Ok thank you i can clear that up.

>
> > + */
> > +#define MTHP_STACK_SIZE      (ilog2(MAX_PTRS_PER_PTE) - KHUGEPAGED_MIN_MTHP_ORDER + 1)
> > +
> > +/*
> > + * Defines a range of PTE entries in a PTE page table which are being
> > + * considered for mTHP collapse.
> > + *
> > + * @offset: the offset of the first PTE entry in a PMD range.
> > + * @order: the order of the PTE entries being considered for collapse.
> > + */
> > +struct mthp_range {
> > +     u16 offset;
> > +     u8 order;
> > +};
> > +
> >  struct collapse_control {
> >       bool is_khugepaged;
> >
> > @@ -110,6 +134,12 @@ struct collapse_control {
> >
> >       /* nodemask for allocation fallback */
> >       nodemask_t alloc_nmask;
> > +
> > +     /* Each bit represents a single occupied (!none/zero) page. */
> > +     DECLARE_BITMAP(mthp_bitmap, MAX_PTRS_PER_PTE);
>
> This should just be called something like "present_ptes"

yeah not a bad idea.

>
> > +     /* A mask of the current range being considered for mTHP collapse. */
> > +     DECLARE_BITMAP(mthp_bitmap_mask, MAX_PTRS_PER_PTE);
> > +     struct mthp_range mthp_bitmap_stack[MTHP_STACK_SIZE];
>
> This is really just a temporary bitmap used for collapse_mthp_count_present()
> only. Either rename it, or better, avoid it completely.

yeah when i first started this we didnt have bitmap_weight_from()
thanks for the pointer to that, I no longer need a temp bitmap.

>
> >  };
> >
> >  /**
> > @@ -1411,20 +1441,137 @@ static enum scan_result collapse_huge_page(struct mm_struct *mm, unsigned long s
> >       return result;
> >  }
> >
> > +static void collapse_mthp_stack_push(struct collapse_control *cc, int *stack_size,
> > +                                  u16 offset, u8 order)
> > +{
> > +     const int size = *stack_size;
> > +     struct mthp_range *stack = &cc->mthp_bitmap_stack[size];
> > +
> > +     VM_WARN_ON_ONCE(size >= MTHP_STACK_SIZE);
> > +     stack->order = order;
> > +     stack->offset = offset;
> > +     (*stack_size)++;
> > +}
> > +
> > +static struct mthp_range collapse_mthp_stack_pop(struct collapse_control *cc,
> > +                                              int *stack_size)
> > +{
> > +     const int size = *stack_size;
> > +
> > +     VM_WARN_ON_ONCE(size <= 0);
> > +     (*stack_size)--;
> > +     return cc->mthp_bitmap_stack[size - 1];
> > +}
> > +
> > +static unsigned int collapse_mthp_count_present(struct collapse_control *cc,
> > +                                             u16 offset, unsigned int nr_ptes)

[DATA SEGMENT]
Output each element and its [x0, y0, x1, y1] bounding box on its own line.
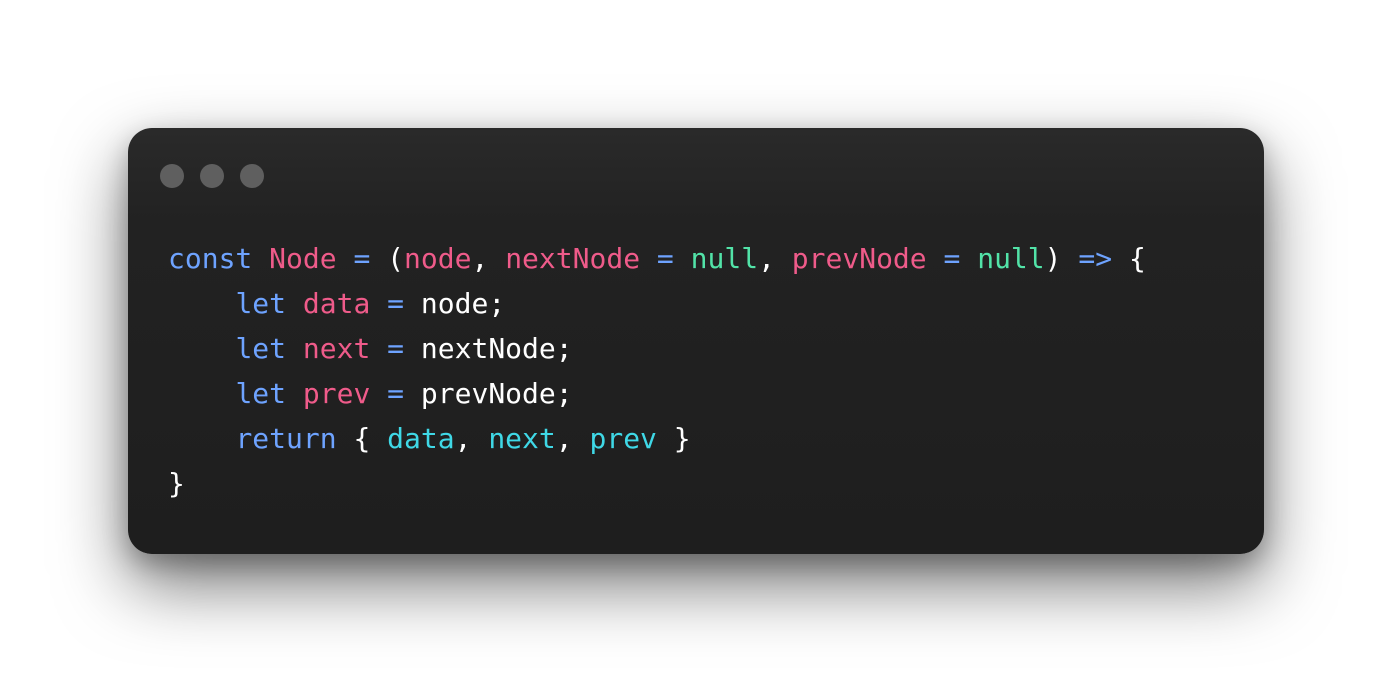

[GIVEN REQUEST]
Pick up the mTHP collapse review thread above from the last line of its code, the start of collapse_mthp_count_present().

[TASK ANSWER]
> > +{
> > +     bitmap_zero(cc->mthp_bitmap_mask, MAX_PTRS_PER_PTE);
> > +     bitmap_set(cc->mthp_bitmap_mask, offset, nr_ptes);
> > +     return bitmap_weight_and(cc->mthp_bitmap, cc->mthp_bitmap_mask, MAX_PTRS_PER_PTE);
>
> You really just want to count the number of set bits? You don't need a temporary
> bitmap for that.
>
> Assume you want to check an order-2 (4 bits), bitmap_weight_and() would check
> all bits ...
>
> I'd suggest starting simple here, and avoiding the temporary bitmap.
>
> Can we simply use bitmap_weight_from(cc->mthp_bitmap, offset, nr_ptes)?

Yes! Thank you :)

>
> > +}
> > +
> > +/*
> > + * mthp_collapse() consumes the bitmap that is generated during
> > + * collapse_scan_pmd() to determine what regions and mTHP orders fit best.
> > + *
> > + * Each bit in cc->mthp_bitmap represents a single occupied (!none/zero) page.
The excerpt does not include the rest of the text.